▶ **WRITTEN TASK**
Print every record below exactly as written.

▶ **DATA FOR THIS EXERCISE**
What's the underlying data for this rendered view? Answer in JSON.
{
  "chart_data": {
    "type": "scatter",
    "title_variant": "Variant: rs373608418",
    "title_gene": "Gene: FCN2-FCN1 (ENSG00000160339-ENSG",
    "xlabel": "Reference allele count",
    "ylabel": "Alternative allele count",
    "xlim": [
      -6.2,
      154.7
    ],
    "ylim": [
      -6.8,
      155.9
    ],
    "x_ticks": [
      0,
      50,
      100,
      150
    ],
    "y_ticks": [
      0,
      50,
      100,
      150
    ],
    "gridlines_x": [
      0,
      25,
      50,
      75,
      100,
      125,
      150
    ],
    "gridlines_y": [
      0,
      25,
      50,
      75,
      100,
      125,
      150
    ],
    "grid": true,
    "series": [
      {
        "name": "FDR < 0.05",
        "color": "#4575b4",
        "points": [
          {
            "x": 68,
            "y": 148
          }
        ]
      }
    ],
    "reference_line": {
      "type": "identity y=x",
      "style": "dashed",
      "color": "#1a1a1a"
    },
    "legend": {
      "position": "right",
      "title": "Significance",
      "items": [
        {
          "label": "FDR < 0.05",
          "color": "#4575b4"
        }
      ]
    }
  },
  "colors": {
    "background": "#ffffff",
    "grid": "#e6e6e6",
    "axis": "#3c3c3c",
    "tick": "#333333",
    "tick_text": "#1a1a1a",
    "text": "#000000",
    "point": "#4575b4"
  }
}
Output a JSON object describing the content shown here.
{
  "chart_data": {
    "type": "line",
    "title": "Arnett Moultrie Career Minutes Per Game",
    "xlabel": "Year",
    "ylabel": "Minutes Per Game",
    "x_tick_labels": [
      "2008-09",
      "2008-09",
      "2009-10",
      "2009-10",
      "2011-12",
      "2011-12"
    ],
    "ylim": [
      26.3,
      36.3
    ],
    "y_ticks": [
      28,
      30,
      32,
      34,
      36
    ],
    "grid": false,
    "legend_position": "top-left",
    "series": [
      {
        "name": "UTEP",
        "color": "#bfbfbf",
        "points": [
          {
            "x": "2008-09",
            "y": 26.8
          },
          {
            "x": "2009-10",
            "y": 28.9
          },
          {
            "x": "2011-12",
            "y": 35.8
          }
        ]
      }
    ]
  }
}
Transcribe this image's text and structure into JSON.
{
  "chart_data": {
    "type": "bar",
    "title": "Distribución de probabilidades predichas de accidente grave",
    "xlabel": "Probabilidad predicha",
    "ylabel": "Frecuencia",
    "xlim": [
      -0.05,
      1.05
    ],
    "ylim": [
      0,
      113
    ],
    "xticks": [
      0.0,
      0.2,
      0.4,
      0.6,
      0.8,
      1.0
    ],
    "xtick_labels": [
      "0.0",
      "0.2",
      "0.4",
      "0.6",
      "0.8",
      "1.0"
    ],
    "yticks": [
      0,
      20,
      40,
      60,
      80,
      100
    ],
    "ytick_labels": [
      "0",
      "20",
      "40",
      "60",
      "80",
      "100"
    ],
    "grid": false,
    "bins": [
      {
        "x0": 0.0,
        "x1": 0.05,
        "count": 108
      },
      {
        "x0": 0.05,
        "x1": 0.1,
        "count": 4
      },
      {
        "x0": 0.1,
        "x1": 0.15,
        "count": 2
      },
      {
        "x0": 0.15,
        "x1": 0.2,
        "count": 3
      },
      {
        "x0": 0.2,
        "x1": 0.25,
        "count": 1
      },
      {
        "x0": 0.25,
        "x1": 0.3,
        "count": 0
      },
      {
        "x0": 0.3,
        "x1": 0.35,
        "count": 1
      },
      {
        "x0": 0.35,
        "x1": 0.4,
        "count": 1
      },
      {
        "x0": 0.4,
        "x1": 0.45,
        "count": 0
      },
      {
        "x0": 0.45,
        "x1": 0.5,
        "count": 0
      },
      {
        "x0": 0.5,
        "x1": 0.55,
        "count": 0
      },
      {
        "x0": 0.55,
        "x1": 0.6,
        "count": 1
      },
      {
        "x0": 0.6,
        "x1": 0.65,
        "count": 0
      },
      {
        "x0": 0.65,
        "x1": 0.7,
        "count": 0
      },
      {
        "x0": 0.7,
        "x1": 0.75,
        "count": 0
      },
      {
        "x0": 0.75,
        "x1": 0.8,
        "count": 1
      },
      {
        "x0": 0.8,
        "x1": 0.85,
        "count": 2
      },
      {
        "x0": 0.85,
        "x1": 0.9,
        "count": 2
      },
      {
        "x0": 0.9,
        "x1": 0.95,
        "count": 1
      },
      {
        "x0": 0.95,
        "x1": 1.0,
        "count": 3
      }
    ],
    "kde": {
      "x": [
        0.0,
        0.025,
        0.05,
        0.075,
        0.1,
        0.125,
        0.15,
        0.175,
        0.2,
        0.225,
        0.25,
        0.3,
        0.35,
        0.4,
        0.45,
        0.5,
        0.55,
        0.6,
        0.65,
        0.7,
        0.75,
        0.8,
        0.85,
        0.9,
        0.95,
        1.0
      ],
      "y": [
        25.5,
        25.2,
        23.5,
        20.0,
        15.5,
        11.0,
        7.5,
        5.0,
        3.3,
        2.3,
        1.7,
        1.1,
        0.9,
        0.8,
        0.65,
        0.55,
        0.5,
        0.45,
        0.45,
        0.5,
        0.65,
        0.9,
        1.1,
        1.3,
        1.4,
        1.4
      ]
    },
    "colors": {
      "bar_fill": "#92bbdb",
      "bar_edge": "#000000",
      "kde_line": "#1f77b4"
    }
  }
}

▶ **SOLVED PROBLEM**
What's the underlying data for this rendered view? Answer in JSON.
{
  "chart_data": {
    "type": "scatter",
    "title_variant": "Variant: rs373608418",
    "title_gene": "Gene: FCN2-FCN1 (ENSG00000160339-ENSG",
    "xlabel": "Reference allele count",
    "ylabel": "Alternative allele count",
    "xlim": [
      -6.2,
      154.7
    ],
    "ylim": [
      -6.8,
      155.9
    ],
    "x_ticks": [
      0,
      50,
      100,
      150
    ],
    "y_ticks": [
      0,
      50,
      100,
      150
    ],
    "gridlines_x": [
      0,
      25,
      50,
      75,
      100,
      125,
      150
    ],
    "gridlines_y": [
      0,
      25,
      50,
      75,
      100,
      125,
      150
    ],
    "grid": true,
    "series": [
      {
        "name": "FDR < 0.05",
        "color": "#4575b4",
        "points": [
          {
            "x": 68,
            "y": 148
          }
        ]
      }
    ],
    "reference_line": {
      "type": "identity y=x",
      "style": "dashed",
      "color": "#1a1a1a"
    },
    "legend": {
      "position": "right",
      "title": "Significance",
      "items": [
        {
          "label": "FDR < 0.05",
          "color": "#4575b4"
        }
      ]
    }
  },
  "colors": {
    "background": "#ffffff",
    "grid": "#e6e6e6",
    "axis": "#3c3c3c",
    "tick": "#333333",
    "tick_text": "#1a1a1a",
    "text": "#000000",
    "point": "#4575b4"
  }
}
Output a JSON object describing the content shown here.
{
  "chart_data": {
    "type": "line",
    "title": "Arnett Moultrie Career Minutes Per Game",
    "xlabel": "Year",
    "ylabel": "Minutes Per Game",
    "x_tick_labels": [
      "2008-09",
      "2008-09",
      "2009-10",
      "2009-10",
      "2011-12",
      "2011-12"
    ],
    "ylim": [
      26.3,
      36.3
    ],
    "y_ticks": [
      28,
      30,
      32,
      34,
      36
    ],
    "grid": false,
    "legend_position": "top-left",
    "series": [
      {
        "name": "UTEP",
        "color": "#bfbfbf",
        "points": [
          {
            "x": "2008-09",
            "y": 26.8
          },
          {
            "x": "2009-10",
            "y": 28.9
          },
          {
            "x": "2011-12",
            "y": 35.8
          }
        ]
      }
    ]
  }
}
Transcribe this image's text and structure into JSON.
{
  "chart_data": {
    "type": "bar",
    "title": "Distribución de probabilidades predichas de accidente grave",
    "xlabel": "Probabilidad predicha",
    "ylabel": "Frecuencia",
    "xlim": [
      -0.05,
      1.05
    ],
    "ylim": [
      0,
      113
    ],
    "xticks": [
      0.0,
      0.2,
      0.4,
      0.6,
      0.8,
      1.0
    ],
    "xtick_labels": [
      "0.0",
      "0.2",
      "0.4",
      "0.6",
      "0.8",
      "1.0"
    ],
    "yticks": [
      0,
      20,
      40,
      60,
      80,
      100
    ],
    "ytick_labels": [
      "0",
      "20",
      "40",
      "60",
      "80",
      "100"
    ],
    "grid": false,
    "bins": [
      {
        "x0": 0.0,
        "x1": 0.05,
        "count": 108
      },
      {
        "x0": 0.05,
        "x1": 0.1,
        "count": 4
      },
      {
        "x0": 0.1,
        "x1": 0.15,
        "count": 2
      },
      {
        "x0": 0.15,
        "x1": 0.2,
        "count": 3
      },
      {
        "x0": 0.2,
        "x1": 0.25,
        "count": 1
      },
      {
        "x0": 0.25,
        "x1": 0.3,
        "count": 0
      },
      {
        "x0": 0.3,
        "x1": 0.35,
        "count": 1
      },
      {
        "x0": 0.35,
        "x1": 0.4,
        "count": 1
      },
      {
        "x0": 0.4,
        "x1": 0.45,
        "count": 0
      },
      {
        "x0": 0.45,
        "x1": 0.5,
        "count": 0
      },
      {
        "x0": 0.5,
        "x1": 0.55,
        "count": 0
      },
      {
        "x0": 0.55,
        "x1": 0.6,
        "count": 1
      },
      {
        "x0": 0.6,
        "x1": 0.65,
        "count": 0
      },
      {
        "x0": 0.65,
        "x1": 0.7,
        "count": 0
      },
      {
        "x0": 0.7,
        "x1": 0.75,
        "count": 0
      },
      {
        "x0": 0.75,
        "x1": 0.8,
        "count": 1
      },
      {
        "x0": 0.8,
        "x1": 0.85,
        "count": 2
      },
      {
        "x0": 0.85,
        "x1": 0.9,
        "count": 2
      },
      {
        "x0": 0.9,
        "x1": 0.95,
        "count": 1
      },
      {
        "x0": 0.95,
        "x1": 1.0,
        "count": 3
      }
    ],
    "kde": {
      "x": [
        0.0,
        0.025,
        0.05,
        0.075,
        0.1,
        0.125,
        0.15,
        0.175,
        0.2,
        0.225,
        0.25,
        0.3,
        0.35,
        0.4,
        0.45,
        0.5,
        0.55,
        0.6,
        0.65,
        0.7,
        0.75,
        0.8,
        0.85,
        0.9,
        0.95,
        1.0
      ],
      "y": [
        25.5,
        25.2,
        23.5,
        20.0,
        15.5,
        11.0,
        7.5,
        5.0,
        3.3,
        2.3,
        1.7,
        1.1,
        0.9,
        0.8,
        0.65,
        0.55,
        0.5,
        0.45,
        0.45,
        0.5,
        0.65,
        0.9,
        1.1,
        1.3,
        1.4,
        1.4
      ]
    },
    "colors": {
      "bar_fill": "#92bbdb",
      "bar_edge": "#000000",
      "kde_line": "#1f77b4"
    }
  }
}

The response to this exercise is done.